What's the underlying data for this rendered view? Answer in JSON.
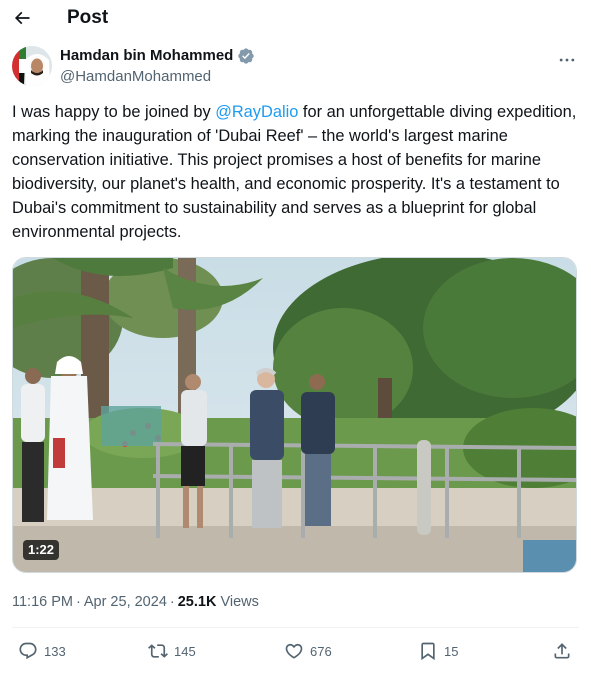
{
  "header": {
    "title": "Post",
    "back_icon": "arrow-left-icon"
  },
  "author": {
    "display_name": "Hamdan bin Mohammed",
    "handle": "@HamdanMohammed",
    "verified_icon": "verified-badge-icon",
    "verified_color": "#829aab",
    "more_icon": "more-horizontal-icon"
  },
  "tweet": {
    "text_before_mention": "I was happy to be joined by ",
    "mention": "@RayDalio",
    "text_after_mention": " for an unforgettable diving expedition, marking the inauguration of 'Dubai Reef' – the world's largest marine conservation initiative. This project promises a host of benefits for marine biodiversity, our planet's health, and economic prosperity. It's a testament to Dubai's commitment to sustainability and serves as a blueprint for global environmental projects.",
    "mention_color": "#1d9bf0"
  },
  "media": {
    "type": "video",
    "duration": "1:22"
  },
  "meta": {
    "time": "11:16 PM",
    "separator": "·",
    "date": "Apr 25, 2024",
    "views_count": "25.1K",
    "views_label": "Views"
  },
  "actions": {
    "replies": {
      "icon": "reply-icon",
      "count": "133"
    },
    "reposts": {
      "icon": "repost-icon",
      "count": "145"
    },
    "likes": {
      "icon": "heart-icon",
      "count": "676"
    },
    "bookmarks": {
      "icon": "bookmark-icon",
      "count": "15"
    },
    "share": {
      "icon": "share-icon"
    }
  },
  "colors": {
    "text": "#0f1419",
    "secondary": "#536471",
    "accent": "#1d9bf0"
  }
}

____________

Using the listing above, gather each line that holds the string "icon" and copy it.

[Solution below]
    "back_icon": "arrow-left-icon"
    "verified_icon": "verified-badge-icon",
    "more_icon": "more-horizontal-icon"
      "icon": "reply-icon",
      "icon": "repost-icon",
      "icon": "heart-icon",
      "icon": "bookmark-icon",
      "icon": "share-icon"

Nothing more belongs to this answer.